** WRITTEN REQUEST **
Look through the material and copy each line holding "data".
━━━ SUPPLIED RECORDS ━━━
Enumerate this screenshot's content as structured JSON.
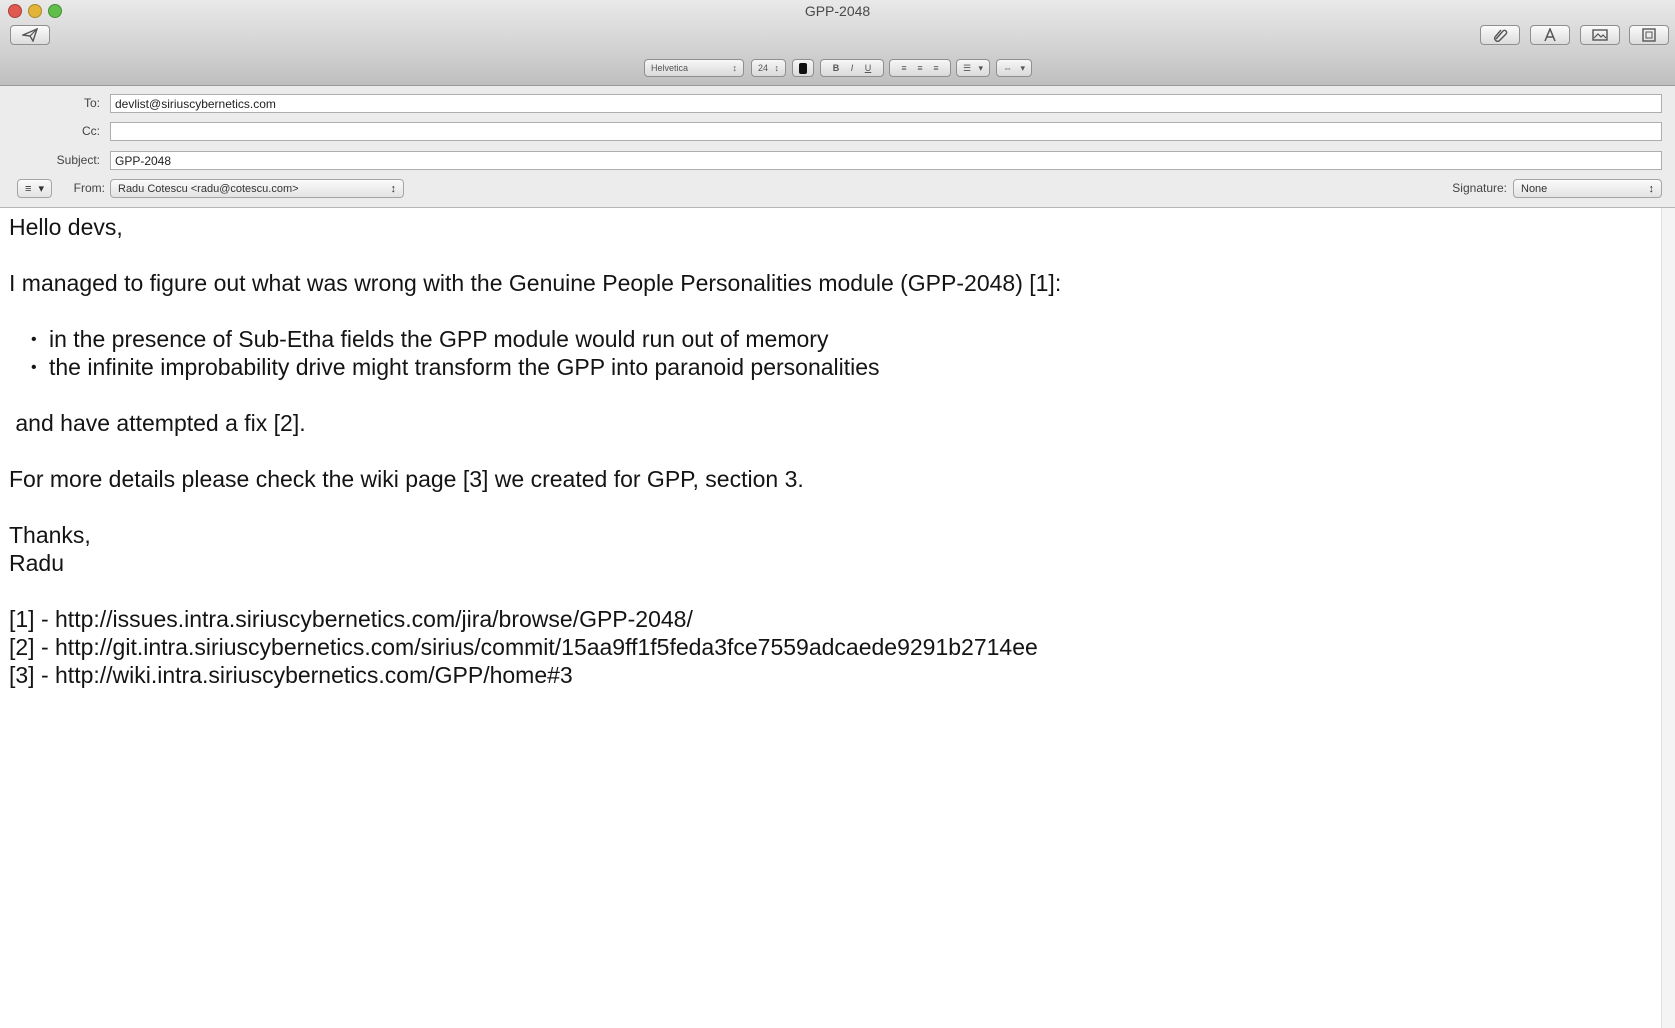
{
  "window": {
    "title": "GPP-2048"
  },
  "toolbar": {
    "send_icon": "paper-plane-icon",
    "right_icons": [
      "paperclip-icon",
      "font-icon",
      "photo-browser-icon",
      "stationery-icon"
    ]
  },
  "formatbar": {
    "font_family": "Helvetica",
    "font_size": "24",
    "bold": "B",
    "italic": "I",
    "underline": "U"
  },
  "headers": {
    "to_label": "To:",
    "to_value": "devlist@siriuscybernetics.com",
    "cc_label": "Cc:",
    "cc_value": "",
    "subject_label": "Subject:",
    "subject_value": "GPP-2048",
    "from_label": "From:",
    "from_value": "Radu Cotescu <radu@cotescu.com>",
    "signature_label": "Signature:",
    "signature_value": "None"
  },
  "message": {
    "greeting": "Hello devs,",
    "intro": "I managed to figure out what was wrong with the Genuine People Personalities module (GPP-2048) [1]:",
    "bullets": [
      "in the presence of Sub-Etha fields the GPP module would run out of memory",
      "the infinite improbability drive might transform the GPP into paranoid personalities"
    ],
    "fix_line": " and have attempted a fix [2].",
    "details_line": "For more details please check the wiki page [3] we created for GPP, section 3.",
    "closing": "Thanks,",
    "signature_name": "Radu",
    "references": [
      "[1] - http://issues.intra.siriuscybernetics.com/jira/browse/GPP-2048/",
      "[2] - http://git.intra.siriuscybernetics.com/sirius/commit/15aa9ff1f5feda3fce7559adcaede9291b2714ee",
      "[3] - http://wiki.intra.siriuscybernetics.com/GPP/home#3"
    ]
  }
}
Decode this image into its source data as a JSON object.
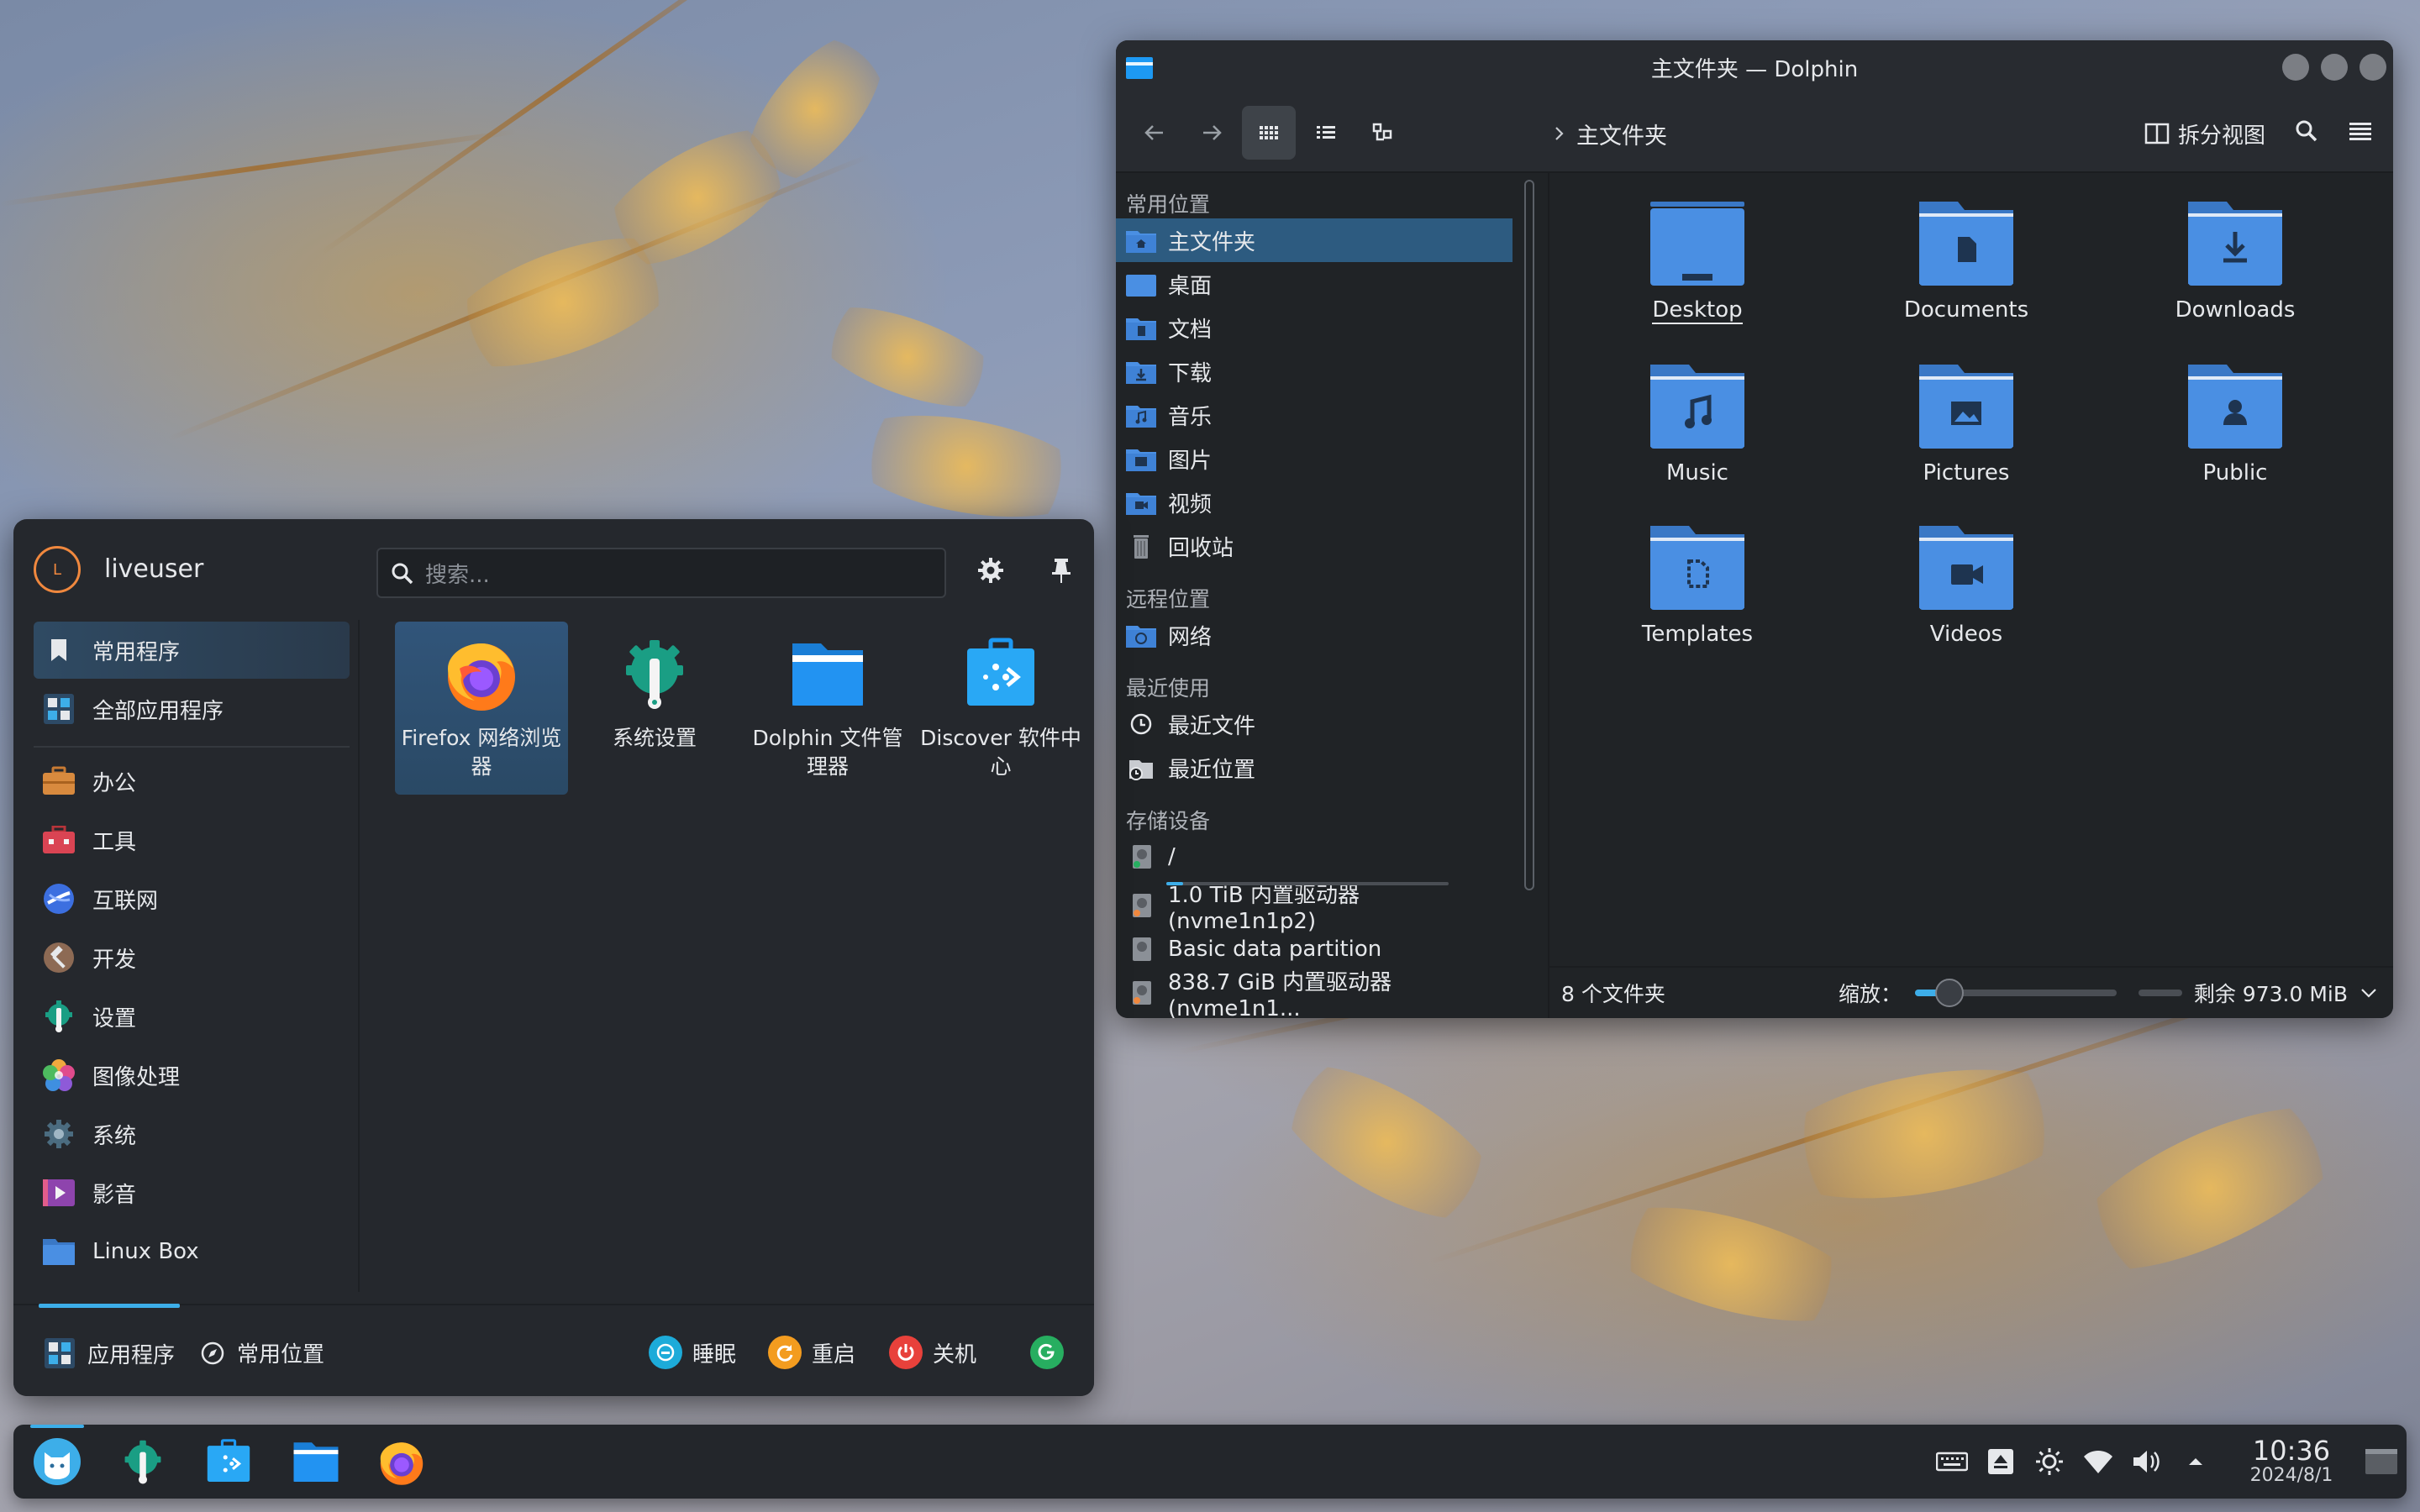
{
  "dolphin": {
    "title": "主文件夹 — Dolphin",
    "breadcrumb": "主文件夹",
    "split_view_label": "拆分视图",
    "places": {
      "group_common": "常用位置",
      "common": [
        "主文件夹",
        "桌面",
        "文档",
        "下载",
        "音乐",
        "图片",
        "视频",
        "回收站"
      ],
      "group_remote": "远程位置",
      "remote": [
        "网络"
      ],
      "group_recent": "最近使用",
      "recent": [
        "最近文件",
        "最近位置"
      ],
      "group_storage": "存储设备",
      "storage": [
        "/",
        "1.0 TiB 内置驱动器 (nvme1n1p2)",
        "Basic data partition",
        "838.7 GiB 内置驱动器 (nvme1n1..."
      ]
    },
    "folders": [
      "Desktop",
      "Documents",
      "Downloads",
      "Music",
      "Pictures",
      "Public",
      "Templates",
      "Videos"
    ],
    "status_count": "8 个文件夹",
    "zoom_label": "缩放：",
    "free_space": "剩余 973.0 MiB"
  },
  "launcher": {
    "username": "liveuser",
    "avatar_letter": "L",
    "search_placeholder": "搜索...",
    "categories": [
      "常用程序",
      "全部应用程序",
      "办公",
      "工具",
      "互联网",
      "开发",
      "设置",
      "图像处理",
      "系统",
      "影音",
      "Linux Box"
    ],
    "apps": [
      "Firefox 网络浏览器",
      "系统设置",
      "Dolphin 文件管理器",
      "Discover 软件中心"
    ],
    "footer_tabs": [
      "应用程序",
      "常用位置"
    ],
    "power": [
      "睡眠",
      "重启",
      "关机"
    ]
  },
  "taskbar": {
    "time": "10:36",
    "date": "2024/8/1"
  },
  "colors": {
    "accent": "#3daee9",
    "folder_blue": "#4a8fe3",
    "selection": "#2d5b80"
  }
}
━━━
** OUTPUT OF THE EXERCISE **
Decode this image into its source data as a JSON object.
        "Basic data partition",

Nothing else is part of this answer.